WHAT IS ASKED: From the entries below, copy every line where the string "this" appears.

INPUT RECORDS:
Start

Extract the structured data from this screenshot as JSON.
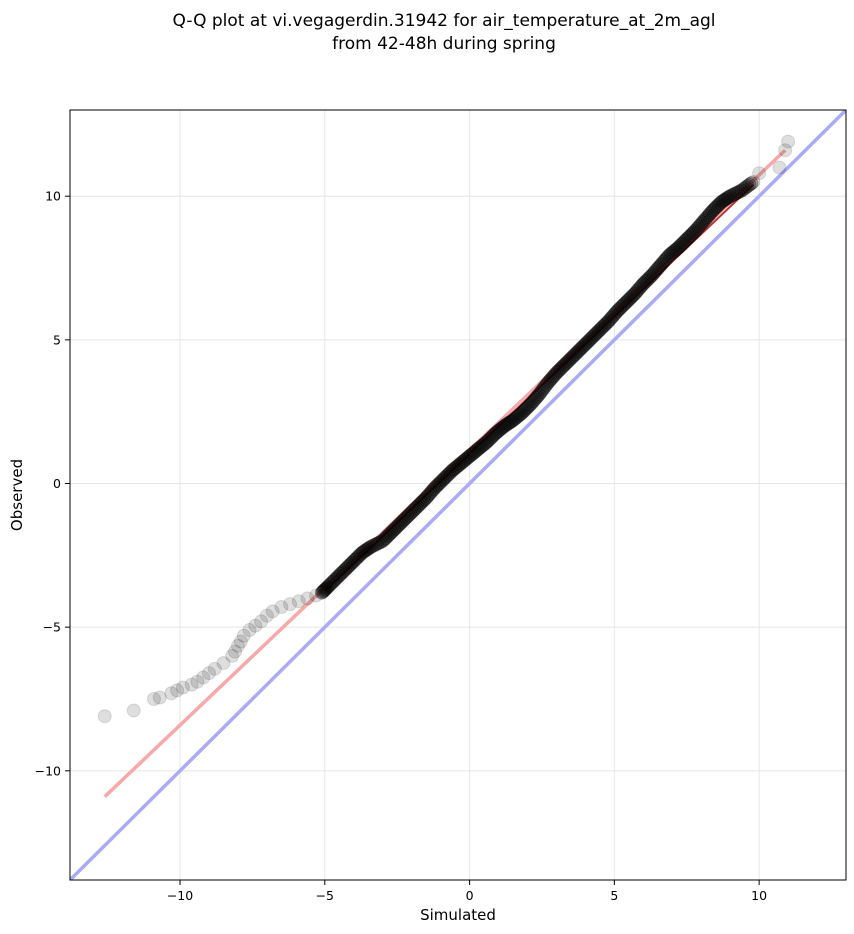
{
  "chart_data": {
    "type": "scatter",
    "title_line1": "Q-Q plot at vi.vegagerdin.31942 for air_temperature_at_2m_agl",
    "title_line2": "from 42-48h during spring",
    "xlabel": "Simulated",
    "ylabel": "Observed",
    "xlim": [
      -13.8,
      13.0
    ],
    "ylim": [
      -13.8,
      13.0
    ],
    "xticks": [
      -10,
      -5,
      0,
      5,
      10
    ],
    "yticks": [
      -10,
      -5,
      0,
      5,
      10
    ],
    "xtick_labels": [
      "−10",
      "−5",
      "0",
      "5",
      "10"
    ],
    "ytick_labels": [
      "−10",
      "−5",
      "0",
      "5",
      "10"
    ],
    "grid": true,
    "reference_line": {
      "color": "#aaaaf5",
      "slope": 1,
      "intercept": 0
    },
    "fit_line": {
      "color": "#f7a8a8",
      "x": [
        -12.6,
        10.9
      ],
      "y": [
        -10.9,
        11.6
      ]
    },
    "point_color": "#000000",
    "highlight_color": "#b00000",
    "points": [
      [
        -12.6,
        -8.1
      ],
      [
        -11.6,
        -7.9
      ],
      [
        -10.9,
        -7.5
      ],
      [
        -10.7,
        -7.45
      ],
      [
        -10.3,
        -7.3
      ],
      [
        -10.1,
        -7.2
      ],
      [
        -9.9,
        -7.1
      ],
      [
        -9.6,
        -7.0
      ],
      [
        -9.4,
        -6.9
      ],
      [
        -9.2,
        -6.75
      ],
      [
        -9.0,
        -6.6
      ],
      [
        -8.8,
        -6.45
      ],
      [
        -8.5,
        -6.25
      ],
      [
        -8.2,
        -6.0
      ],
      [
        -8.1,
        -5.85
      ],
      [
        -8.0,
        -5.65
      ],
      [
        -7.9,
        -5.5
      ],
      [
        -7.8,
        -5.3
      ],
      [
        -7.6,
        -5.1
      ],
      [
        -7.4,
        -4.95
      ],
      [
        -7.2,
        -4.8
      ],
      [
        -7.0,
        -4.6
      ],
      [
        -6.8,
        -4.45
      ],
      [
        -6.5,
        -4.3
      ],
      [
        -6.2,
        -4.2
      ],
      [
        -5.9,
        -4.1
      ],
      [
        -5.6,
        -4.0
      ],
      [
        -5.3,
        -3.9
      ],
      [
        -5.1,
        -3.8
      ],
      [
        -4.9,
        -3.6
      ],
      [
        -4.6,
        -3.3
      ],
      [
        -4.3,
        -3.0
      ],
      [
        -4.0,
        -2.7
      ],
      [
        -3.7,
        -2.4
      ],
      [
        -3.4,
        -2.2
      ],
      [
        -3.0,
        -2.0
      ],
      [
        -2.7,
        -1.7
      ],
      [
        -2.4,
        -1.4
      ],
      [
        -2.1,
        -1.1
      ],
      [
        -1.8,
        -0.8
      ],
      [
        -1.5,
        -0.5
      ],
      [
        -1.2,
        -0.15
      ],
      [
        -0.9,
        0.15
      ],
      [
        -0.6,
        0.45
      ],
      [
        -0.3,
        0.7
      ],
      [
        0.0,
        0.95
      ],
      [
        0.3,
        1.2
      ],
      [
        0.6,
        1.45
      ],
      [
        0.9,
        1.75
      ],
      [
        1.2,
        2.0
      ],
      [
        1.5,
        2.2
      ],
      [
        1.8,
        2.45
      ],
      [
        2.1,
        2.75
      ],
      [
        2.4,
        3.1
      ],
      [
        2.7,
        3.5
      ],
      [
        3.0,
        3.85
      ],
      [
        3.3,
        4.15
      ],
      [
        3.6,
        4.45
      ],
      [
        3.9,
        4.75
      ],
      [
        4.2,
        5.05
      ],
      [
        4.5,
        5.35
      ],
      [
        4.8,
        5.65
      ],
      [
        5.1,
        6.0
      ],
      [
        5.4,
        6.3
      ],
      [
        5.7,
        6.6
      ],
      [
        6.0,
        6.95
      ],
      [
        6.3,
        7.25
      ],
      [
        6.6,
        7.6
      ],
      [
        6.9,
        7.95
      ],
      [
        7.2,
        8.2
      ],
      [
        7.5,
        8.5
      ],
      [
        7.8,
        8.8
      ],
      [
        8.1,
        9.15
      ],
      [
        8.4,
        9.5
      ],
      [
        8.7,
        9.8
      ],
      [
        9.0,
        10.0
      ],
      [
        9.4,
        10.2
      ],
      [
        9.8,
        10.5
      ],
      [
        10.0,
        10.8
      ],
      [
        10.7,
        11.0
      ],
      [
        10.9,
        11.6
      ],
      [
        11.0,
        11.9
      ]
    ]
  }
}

End
Start

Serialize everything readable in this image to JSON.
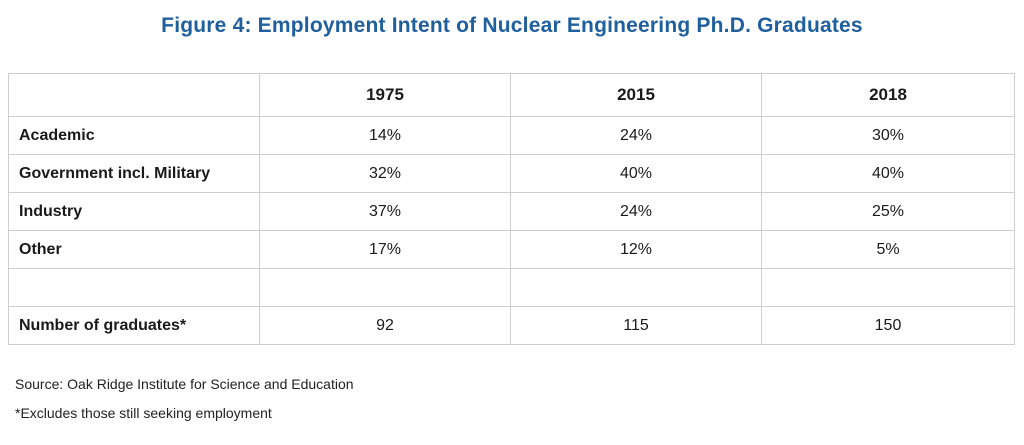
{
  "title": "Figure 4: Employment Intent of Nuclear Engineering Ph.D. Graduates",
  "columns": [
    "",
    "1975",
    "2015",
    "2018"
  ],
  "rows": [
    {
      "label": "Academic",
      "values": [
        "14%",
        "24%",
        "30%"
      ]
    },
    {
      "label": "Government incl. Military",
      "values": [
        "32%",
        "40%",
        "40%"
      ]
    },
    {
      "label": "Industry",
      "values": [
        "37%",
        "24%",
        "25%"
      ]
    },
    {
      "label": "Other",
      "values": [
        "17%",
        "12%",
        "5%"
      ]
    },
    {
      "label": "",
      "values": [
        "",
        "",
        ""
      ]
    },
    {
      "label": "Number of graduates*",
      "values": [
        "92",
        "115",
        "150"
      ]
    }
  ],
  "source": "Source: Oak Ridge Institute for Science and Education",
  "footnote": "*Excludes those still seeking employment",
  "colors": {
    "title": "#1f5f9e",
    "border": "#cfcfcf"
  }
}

End

RESPONSE TO THE EXERCISE:
Extract the structured data from this screenshot as JSON.
Serialize everything readable in this image to JSON.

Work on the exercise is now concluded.